#### Task objective:
Please give the count of lines holding the string "from" and nothing besides.

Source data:
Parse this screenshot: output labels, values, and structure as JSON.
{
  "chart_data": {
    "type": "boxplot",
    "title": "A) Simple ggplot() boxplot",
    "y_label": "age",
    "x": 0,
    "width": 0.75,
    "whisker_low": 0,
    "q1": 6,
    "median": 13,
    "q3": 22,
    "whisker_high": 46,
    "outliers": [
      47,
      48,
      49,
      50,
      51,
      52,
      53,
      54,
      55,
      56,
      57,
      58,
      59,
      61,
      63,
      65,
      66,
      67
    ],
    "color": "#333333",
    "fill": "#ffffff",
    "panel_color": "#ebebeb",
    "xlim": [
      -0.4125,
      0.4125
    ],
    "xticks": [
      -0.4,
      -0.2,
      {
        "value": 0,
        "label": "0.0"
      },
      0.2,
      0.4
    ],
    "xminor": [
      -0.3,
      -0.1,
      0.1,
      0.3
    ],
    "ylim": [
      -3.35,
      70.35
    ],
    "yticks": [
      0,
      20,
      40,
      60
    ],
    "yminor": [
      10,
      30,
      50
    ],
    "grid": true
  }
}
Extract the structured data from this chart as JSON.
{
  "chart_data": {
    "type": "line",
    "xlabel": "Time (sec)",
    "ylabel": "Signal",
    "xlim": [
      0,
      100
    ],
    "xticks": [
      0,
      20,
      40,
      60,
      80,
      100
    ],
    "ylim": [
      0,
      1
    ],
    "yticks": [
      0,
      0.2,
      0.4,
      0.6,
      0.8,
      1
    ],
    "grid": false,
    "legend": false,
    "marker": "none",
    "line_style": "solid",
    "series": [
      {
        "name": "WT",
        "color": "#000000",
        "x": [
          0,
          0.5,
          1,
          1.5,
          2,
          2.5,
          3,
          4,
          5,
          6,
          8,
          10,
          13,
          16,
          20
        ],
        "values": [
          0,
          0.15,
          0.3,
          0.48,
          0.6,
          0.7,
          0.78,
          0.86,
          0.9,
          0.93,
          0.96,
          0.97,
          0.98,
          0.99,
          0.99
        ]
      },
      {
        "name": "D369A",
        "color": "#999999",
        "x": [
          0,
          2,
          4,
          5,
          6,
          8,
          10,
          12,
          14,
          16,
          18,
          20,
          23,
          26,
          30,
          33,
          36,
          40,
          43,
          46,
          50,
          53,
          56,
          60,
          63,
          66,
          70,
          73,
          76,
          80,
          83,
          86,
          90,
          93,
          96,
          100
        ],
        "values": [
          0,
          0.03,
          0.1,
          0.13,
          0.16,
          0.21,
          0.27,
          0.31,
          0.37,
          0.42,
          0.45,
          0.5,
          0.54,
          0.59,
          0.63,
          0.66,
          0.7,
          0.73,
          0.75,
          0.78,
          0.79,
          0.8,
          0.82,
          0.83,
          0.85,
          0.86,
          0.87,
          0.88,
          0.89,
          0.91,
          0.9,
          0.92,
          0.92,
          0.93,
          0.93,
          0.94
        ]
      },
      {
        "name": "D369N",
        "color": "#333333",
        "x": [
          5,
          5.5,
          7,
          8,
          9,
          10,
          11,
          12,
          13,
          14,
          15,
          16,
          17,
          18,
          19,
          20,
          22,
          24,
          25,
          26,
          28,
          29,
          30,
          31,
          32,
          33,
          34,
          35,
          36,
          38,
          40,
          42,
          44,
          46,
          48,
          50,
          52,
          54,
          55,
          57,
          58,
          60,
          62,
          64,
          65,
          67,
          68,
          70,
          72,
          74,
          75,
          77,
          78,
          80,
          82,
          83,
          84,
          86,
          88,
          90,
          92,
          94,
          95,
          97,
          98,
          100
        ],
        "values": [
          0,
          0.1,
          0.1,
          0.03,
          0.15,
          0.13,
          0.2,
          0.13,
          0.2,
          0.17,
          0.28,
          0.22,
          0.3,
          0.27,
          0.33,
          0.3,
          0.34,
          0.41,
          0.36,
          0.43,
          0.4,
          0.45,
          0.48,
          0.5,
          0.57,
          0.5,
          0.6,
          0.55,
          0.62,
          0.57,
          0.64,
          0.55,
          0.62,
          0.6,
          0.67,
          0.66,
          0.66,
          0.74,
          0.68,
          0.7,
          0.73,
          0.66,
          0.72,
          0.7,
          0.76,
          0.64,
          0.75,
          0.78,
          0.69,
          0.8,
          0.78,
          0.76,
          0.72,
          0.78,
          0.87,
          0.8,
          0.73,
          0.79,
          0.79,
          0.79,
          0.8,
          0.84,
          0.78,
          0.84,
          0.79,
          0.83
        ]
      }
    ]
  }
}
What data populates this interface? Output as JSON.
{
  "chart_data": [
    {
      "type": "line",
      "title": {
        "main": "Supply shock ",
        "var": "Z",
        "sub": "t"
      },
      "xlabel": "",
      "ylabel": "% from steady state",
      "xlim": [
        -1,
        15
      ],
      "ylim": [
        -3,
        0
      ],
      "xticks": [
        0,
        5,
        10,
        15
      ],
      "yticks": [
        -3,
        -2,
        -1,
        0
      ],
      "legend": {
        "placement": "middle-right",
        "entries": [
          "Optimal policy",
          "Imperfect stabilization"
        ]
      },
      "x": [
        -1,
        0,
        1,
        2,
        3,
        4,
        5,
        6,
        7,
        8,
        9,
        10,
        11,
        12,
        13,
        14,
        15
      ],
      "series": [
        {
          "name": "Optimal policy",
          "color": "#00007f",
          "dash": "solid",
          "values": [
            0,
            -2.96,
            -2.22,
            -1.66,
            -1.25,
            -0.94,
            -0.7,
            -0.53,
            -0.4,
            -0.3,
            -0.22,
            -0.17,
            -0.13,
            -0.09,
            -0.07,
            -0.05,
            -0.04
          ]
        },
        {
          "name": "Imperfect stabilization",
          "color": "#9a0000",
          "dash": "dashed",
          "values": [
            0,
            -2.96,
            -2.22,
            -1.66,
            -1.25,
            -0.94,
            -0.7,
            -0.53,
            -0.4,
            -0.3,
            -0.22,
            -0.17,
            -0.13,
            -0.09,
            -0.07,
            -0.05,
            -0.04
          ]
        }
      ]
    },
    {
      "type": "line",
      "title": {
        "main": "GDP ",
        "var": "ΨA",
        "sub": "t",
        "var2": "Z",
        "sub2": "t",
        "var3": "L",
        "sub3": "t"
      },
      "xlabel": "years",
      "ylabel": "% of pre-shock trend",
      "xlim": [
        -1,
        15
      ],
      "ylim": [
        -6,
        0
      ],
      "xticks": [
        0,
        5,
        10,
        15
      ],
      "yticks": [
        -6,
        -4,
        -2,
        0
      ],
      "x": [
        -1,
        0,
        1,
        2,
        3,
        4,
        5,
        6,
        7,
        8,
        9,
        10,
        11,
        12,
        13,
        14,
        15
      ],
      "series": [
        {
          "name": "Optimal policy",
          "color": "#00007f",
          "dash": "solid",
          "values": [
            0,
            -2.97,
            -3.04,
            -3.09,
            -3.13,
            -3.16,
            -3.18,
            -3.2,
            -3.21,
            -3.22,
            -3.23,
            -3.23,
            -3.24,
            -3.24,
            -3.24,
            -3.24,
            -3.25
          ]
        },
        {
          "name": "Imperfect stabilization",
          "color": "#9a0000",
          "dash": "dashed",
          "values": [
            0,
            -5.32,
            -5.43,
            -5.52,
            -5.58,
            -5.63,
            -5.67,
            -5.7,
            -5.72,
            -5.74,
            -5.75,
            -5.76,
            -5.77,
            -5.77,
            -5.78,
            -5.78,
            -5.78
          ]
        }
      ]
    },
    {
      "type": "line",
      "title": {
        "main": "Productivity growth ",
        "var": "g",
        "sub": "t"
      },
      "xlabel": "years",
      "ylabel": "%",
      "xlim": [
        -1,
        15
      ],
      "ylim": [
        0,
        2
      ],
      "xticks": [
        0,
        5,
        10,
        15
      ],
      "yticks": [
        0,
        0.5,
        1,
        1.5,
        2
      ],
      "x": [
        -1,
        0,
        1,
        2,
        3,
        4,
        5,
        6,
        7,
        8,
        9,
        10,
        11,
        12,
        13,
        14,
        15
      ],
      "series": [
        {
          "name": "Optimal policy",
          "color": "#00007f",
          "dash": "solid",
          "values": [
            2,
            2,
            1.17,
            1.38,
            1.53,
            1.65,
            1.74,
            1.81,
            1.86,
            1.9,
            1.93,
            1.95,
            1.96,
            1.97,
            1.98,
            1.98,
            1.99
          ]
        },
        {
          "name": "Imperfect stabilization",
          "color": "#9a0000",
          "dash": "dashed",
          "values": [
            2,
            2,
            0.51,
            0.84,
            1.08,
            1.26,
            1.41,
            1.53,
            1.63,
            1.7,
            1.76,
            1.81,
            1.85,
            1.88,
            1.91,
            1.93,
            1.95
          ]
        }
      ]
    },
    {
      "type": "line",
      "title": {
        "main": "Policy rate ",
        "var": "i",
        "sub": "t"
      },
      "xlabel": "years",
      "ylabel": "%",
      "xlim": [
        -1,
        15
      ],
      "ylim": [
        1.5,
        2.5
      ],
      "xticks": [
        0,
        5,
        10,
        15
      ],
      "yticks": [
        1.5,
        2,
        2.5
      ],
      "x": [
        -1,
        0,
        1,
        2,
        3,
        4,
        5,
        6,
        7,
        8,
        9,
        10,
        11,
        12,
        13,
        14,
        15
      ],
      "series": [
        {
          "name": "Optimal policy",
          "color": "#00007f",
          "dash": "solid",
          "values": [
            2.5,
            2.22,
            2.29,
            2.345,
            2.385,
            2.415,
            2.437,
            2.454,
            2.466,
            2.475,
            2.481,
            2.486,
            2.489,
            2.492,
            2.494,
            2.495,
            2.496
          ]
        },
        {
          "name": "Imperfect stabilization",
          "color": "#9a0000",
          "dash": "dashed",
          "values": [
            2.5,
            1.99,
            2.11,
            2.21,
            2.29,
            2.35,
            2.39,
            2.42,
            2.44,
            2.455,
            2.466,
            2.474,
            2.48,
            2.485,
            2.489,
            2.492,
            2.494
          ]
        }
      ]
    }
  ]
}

#### Solution below:
2